Problem requirements:
Where does the string "felhasználását" appear in the records? Copy every line that contains it.

Saved entries:
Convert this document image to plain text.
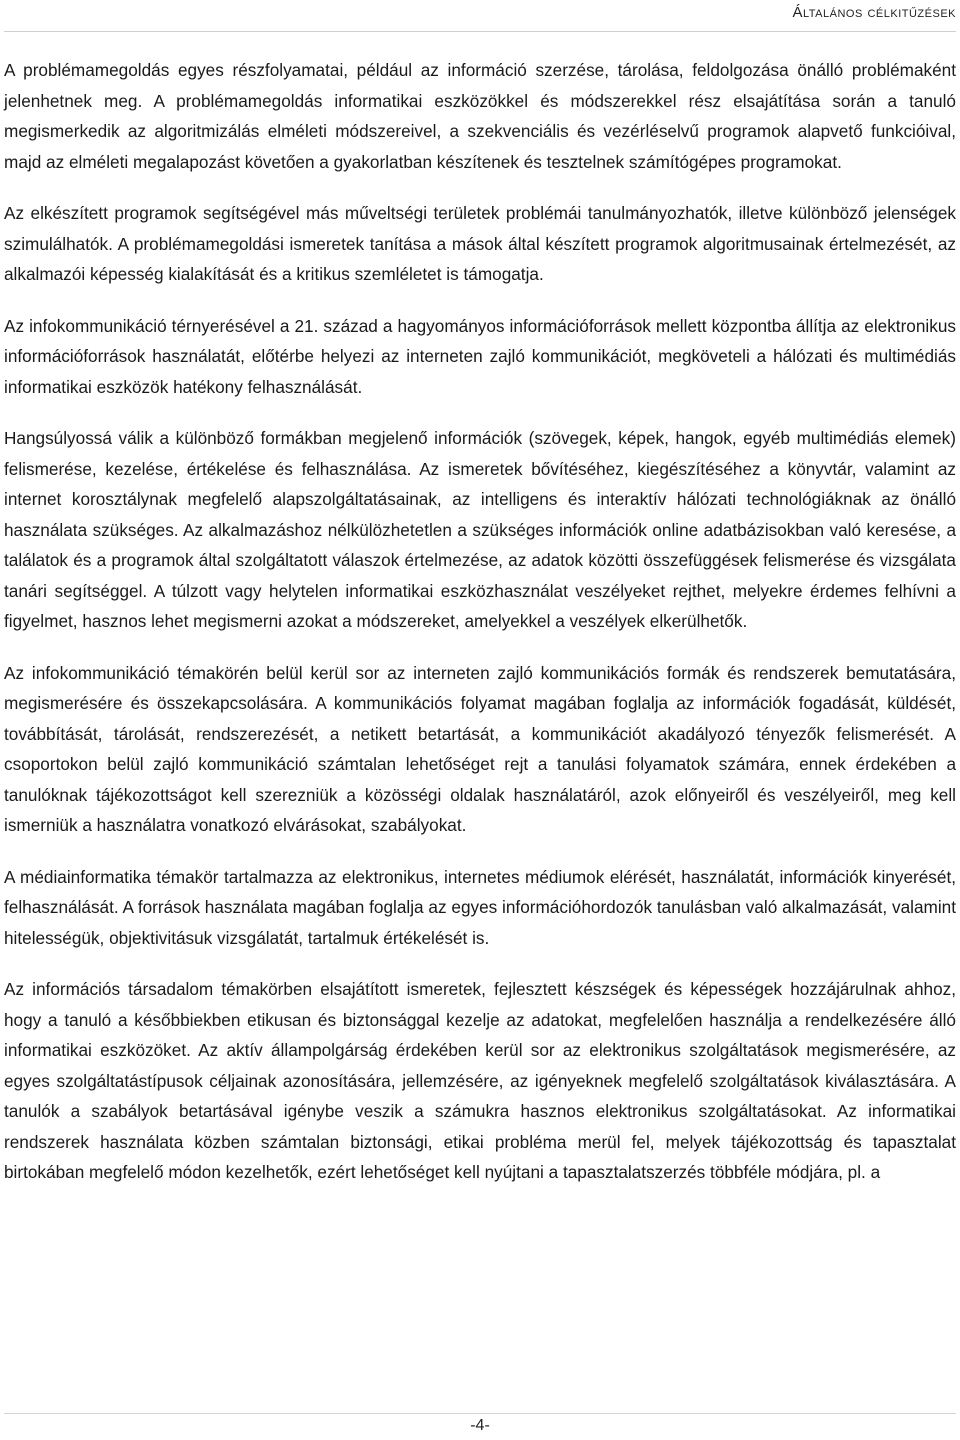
Általános célkitűzések

A problémamegoldás egyes részfolyamatai, például az információ szerzése, tárolása, feldolgozása önálló problémaként jelenhetnek meg. A problémamegoldás informatikai eszközökkel és módszerekkel rész elsajátítása során a tanuló megismerkedik az algoritmizálás elméleti módszereivel, a szekvenciális és vezérléselvű programok alapvető funkcióival, majd az elméleti megalapozást követően a gyakorlatban készítenek és tesztelnek számítógépes programokat.

Az elkészített programok segítségével más műveltségi területek problémái tanulmányozhatók, illetve különböző jelenségek szimulálhatók. A problémamegoldási ismeretek tanítása a mások által készített programok algoritmusainak értelmezését, az alkalmazói képesség kialakítását és a kritikus szemléletet is támogatja.

Az infokommunikáció térnyerésével a 21. század a hagyományos információforrások mellett központba állítja az elektronikus információforrások használatát, előtérbe helyezi az interneten zajló kommunikációt, megköveteli a hálózati és multimédiás informatikai eszközök hatékony felhasználását.

Hangsúlyossá válik a különböző formákban megjelenő információk (szövegek, képek, hangok, egyéb multimédiás elemek) felismerése, kezelése, értékelése és felhasználása. Az ismeretek bővítéséhez, kiegészítéséhez a könyvtár, valamint az internet korosztálynak megfelelő alapszolgáltatásainak, az intelligens és interaktív hálózati technológiáknak az önálló használata szükséges. Az alkalmazáshoz nélkülözhetetlen a szükséges információk online adatbázisokban való keresése, a találatok és a programok által szolgáltatott válaszok értelmezése, az adatok közötti összefüggések felismerése és vizsgálata tanári segítséggel. A túlzott vagy helytelen informatikai eszközhasználat veszélyeket rejthet, melyekre érdemes felhívni a figyelmet, hasznos lehet megismerni azokat a módszereket, amelyekkel a veszélyek elkerülhetők.

Az infokommunikáció témakörén belül kerül sor az interneten zajló kommunikációs formák és rendszerek bemutatására, megismerésére és összekapcsolására. A kommunikációs folyamat magában foglalja az információk fogadását, küldését, továbbítását, tárolását, rendszerezését, a netikett betartását, a kommunikációt akadályozó tényezők felismerését. A csoportokon belül zajló kommunikáció számtalan lehetőséget rejt a tanulási folyamatok számára, ennek érdekében a tanulóknak tájékozottságot kell szerezniük a közösségi oldalak használatáról, azok előnyeiről és veszélyeiről, meg kell ismerniük a használatra vonatkozó elvárásokat, szabályokat.

A médiainformatika témakör tartalmazza az elektronikus, internetes médiumok elérését, használatát, információk kinyerését, felhasználását. A források használata magában foglalja az egyes információhordozók tanulásban való alkalmazását, valamint hitelességük, objektivitásuk vizsgálatát, tartalmuk értékelését is.

Az információs társadalom témakörben elsajátított ismeretek, fejlesztett készségek és képességek hozzájárulnak ahhoz, hogy a tanuló a későbbiekben etikusan és biztonsággal kezelje az adatokat, megfelelően használja a rendelkezésére álló informatikai eszközöket. Az aktív állampolgárság érdekében kerül sor az elektronikus szolgáltatások megismerésére, az egyes szolgáltatástípusok céljainak azonosítására, jellemzésére, az igényeknek megfelelő szolgáltatások kiválasztására. A tanulók a szabályok betartásával igénybe veszik a számukra hasznos elektronikus szolgáltatásokat. Az informatikai rendszerek használata közben számtalan biztonsági, etikai probléma merül fel, melyek tájékozottság és tapasztalat birtokában megfelelő módon kezelhetők, ezért lehetőséget kell nyújtani a tapasztalatszerzés többféle módjára, pl. a

-4-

Complete answer:
Az infokommunikáció térnyerésével a 21. század a hagyományos információforrások mellett központba állítja az elektronikus információforrások használatát, előtérbe helyezi az interneten zajló kommunikációt, megköveteli a hálózati és multimédiás informatikai eszközök hatékony felhasználását.
A médiainformatika témakör tartalmazza az elektronikus, internetes médiumok elérését, használatát, információk kinyerését, felhasználását. A források használata magában foglalja az egyes információhordozók tanulásban való alkalmazását, valamint hitelességük, objektivitásuk vizsgálatát, tartalmuk értékelését is.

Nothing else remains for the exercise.